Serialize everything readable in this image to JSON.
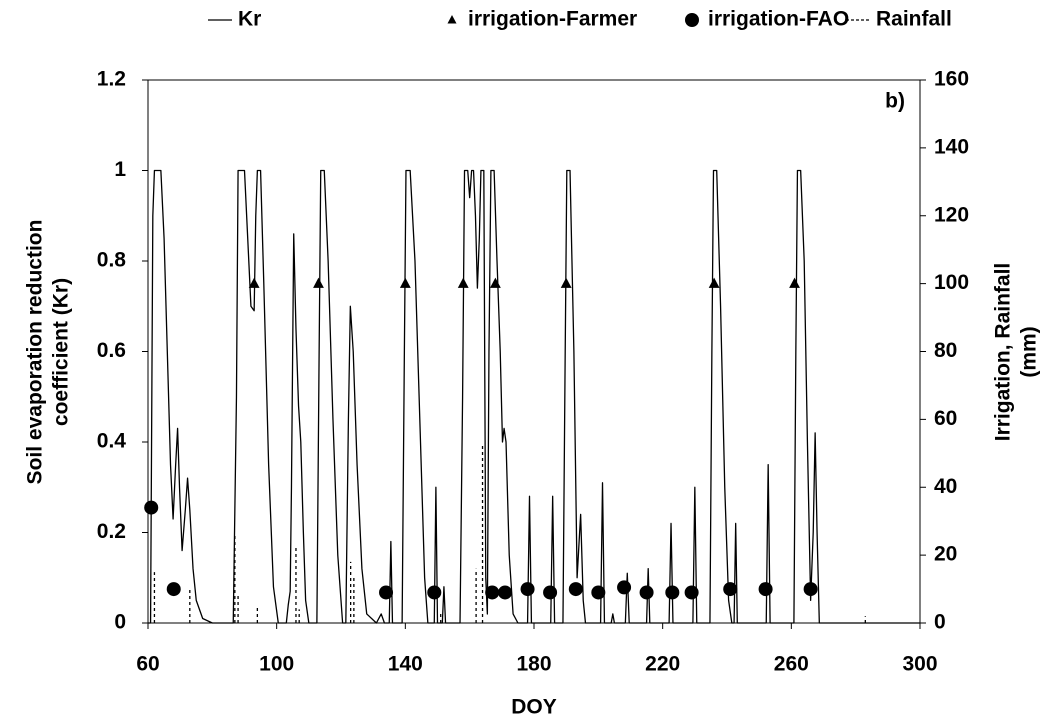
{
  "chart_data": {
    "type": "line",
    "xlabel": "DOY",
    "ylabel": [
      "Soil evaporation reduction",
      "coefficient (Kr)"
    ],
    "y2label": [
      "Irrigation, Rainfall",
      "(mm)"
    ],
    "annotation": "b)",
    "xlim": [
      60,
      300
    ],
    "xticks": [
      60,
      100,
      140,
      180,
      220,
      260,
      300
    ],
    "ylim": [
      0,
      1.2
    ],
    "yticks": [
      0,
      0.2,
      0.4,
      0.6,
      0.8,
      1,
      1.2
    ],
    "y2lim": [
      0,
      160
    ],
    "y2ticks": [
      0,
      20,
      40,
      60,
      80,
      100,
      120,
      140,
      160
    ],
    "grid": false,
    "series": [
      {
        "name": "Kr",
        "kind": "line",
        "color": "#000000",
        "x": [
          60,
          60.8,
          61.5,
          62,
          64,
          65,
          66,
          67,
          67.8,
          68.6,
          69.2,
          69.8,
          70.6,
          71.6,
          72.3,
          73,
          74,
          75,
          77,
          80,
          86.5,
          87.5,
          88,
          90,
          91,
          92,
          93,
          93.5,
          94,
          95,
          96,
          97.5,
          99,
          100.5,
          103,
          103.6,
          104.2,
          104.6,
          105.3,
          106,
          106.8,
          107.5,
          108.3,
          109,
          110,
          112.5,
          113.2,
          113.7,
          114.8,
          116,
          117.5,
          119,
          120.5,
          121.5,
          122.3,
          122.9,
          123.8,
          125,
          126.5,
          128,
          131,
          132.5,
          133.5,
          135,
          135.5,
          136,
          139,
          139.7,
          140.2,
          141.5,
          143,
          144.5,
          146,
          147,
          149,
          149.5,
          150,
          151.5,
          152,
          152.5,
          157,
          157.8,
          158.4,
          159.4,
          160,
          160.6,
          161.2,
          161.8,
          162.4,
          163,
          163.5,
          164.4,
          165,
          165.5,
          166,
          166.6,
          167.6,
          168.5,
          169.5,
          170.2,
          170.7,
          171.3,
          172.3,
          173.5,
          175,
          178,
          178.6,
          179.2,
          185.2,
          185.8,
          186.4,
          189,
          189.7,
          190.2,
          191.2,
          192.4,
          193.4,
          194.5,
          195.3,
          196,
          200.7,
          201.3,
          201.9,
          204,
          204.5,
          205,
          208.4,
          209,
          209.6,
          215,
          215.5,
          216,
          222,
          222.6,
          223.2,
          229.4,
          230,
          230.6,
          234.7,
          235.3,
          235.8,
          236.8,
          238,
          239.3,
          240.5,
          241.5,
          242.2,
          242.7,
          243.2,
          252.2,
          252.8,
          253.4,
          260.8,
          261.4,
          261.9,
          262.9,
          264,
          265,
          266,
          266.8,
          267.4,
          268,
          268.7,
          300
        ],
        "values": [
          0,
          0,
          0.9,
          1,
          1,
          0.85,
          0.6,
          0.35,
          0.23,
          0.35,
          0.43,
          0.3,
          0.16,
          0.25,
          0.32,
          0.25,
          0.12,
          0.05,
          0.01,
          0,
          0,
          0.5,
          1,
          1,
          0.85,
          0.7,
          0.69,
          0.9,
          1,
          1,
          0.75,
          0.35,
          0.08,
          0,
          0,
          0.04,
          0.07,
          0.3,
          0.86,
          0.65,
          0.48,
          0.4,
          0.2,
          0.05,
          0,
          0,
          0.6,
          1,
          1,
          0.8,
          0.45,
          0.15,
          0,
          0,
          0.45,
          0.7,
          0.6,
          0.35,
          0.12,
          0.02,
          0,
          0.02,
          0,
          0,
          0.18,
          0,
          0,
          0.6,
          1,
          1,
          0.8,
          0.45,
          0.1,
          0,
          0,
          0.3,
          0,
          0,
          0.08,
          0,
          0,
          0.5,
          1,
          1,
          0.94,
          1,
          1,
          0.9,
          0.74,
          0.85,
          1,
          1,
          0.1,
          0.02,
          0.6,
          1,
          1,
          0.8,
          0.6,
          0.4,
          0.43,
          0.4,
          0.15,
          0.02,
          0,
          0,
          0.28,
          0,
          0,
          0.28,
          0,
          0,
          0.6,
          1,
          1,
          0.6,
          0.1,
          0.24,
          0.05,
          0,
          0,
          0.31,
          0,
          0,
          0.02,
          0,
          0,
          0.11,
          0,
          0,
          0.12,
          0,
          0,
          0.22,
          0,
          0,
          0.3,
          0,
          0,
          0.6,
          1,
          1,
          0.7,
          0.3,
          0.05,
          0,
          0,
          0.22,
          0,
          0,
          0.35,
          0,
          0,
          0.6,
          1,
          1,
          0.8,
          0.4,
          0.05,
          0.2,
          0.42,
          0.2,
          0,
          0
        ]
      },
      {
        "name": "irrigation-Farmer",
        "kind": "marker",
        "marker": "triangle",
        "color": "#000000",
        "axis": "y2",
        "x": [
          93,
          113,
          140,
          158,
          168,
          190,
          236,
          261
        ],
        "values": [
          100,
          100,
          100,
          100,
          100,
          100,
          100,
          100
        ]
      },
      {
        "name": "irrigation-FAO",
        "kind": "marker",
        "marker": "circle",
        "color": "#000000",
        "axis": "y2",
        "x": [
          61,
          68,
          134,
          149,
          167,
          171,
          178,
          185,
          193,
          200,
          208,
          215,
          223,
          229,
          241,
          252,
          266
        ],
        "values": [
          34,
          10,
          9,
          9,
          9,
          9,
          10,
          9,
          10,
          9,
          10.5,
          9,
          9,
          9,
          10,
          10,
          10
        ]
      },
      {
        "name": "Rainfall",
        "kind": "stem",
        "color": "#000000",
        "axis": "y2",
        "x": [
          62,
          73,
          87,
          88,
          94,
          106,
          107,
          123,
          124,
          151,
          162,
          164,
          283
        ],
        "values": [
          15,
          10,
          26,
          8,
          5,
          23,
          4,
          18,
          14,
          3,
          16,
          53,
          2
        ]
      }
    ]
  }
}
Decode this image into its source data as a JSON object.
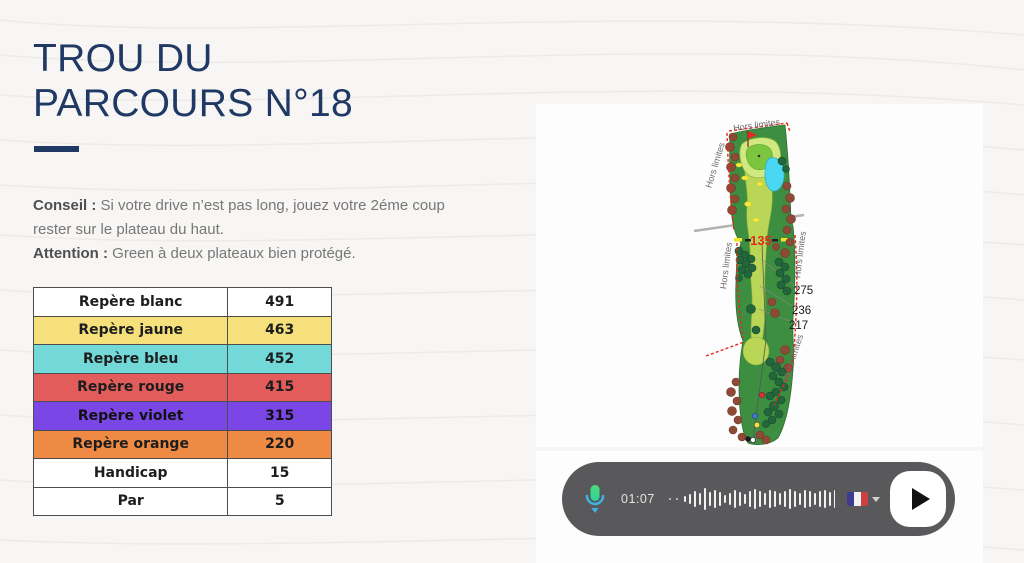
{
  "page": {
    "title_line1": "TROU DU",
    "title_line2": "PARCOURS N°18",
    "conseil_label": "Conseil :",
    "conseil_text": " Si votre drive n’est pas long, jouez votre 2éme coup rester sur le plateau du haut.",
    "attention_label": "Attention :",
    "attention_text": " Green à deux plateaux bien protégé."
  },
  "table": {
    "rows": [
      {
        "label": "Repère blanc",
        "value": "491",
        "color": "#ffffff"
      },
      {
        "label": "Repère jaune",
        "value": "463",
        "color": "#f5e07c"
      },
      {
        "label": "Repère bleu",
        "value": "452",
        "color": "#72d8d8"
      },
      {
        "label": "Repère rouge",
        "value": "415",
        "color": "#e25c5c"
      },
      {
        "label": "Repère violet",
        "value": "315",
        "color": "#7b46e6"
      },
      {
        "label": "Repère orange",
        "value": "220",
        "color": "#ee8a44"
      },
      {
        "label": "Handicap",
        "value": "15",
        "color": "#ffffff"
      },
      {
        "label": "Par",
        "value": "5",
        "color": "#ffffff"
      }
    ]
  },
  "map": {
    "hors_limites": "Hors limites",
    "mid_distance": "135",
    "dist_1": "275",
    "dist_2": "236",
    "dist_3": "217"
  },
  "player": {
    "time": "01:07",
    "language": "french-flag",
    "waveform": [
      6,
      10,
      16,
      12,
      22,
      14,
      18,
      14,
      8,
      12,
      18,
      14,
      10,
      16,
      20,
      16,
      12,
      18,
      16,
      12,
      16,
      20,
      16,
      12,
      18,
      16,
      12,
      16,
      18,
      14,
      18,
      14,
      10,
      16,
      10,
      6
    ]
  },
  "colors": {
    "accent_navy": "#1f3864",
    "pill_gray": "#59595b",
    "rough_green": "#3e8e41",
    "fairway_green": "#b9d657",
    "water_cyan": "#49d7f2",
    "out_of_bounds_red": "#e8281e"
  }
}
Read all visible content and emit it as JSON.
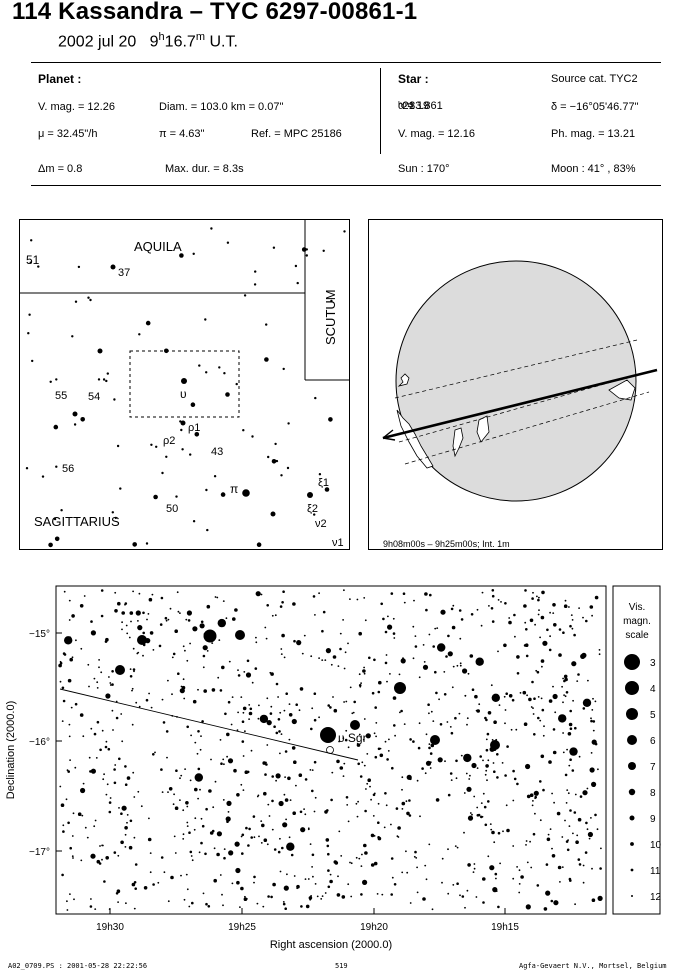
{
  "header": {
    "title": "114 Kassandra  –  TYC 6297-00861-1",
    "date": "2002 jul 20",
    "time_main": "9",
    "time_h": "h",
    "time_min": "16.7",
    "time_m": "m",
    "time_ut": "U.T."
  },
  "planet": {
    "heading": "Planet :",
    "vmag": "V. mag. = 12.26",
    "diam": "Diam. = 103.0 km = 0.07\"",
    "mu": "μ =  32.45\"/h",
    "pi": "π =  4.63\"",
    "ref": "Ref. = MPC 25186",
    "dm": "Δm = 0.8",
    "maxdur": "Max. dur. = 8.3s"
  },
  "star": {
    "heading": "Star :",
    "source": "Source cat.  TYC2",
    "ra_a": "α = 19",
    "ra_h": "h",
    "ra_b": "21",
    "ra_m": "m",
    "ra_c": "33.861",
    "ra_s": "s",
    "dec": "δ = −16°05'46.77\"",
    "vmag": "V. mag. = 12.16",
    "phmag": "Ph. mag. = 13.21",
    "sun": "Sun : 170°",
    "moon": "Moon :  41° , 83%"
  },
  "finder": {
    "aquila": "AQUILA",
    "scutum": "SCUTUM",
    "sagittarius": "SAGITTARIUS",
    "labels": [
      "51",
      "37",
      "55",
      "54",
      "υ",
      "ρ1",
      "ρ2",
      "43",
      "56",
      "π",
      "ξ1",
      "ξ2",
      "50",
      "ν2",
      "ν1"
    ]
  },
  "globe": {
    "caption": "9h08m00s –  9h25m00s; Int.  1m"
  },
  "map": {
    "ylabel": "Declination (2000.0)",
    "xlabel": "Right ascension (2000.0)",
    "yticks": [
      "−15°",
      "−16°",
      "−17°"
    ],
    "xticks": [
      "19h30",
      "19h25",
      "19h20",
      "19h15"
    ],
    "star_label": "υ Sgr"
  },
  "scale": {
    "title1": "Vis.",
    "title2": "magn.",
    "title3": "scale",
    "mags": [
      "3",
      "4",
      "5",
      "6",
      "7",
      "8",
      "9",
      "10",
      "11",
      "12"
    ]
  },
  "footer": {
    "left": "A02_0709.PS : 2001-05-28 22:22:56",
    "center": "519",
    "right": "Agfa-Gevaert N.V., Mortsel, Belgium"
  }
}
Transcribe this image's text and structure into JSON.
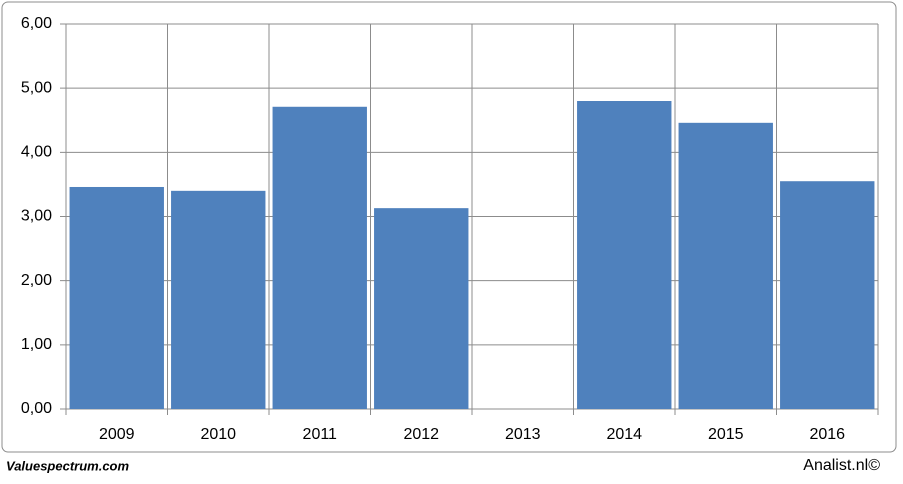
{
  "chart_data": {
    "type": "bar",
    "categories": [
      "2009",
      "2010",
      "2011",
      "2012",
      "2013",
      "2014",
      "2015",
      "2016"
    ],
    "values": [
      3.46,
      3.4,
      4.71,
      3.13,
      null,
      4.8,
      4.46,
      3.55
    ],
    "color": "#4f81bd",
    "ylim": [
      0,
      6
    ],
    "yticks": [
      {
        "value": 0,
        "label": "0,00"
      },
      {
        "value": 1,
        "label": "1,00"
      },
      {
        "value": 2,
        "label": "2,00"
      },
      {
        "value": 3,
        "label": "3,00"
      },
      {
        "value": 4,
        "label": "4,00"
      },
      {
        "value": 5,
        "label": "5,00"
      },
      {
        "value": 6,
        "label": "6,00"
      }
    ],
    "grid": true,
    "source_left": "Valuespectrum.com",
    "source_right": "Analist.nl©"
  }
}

What is expected:
From the entries above, collect every line with the string "marker" in it.

Task answer:
        "kind": "marker",
        "marker": "triangle",
        "kind": "marker",
        "marker": "circle",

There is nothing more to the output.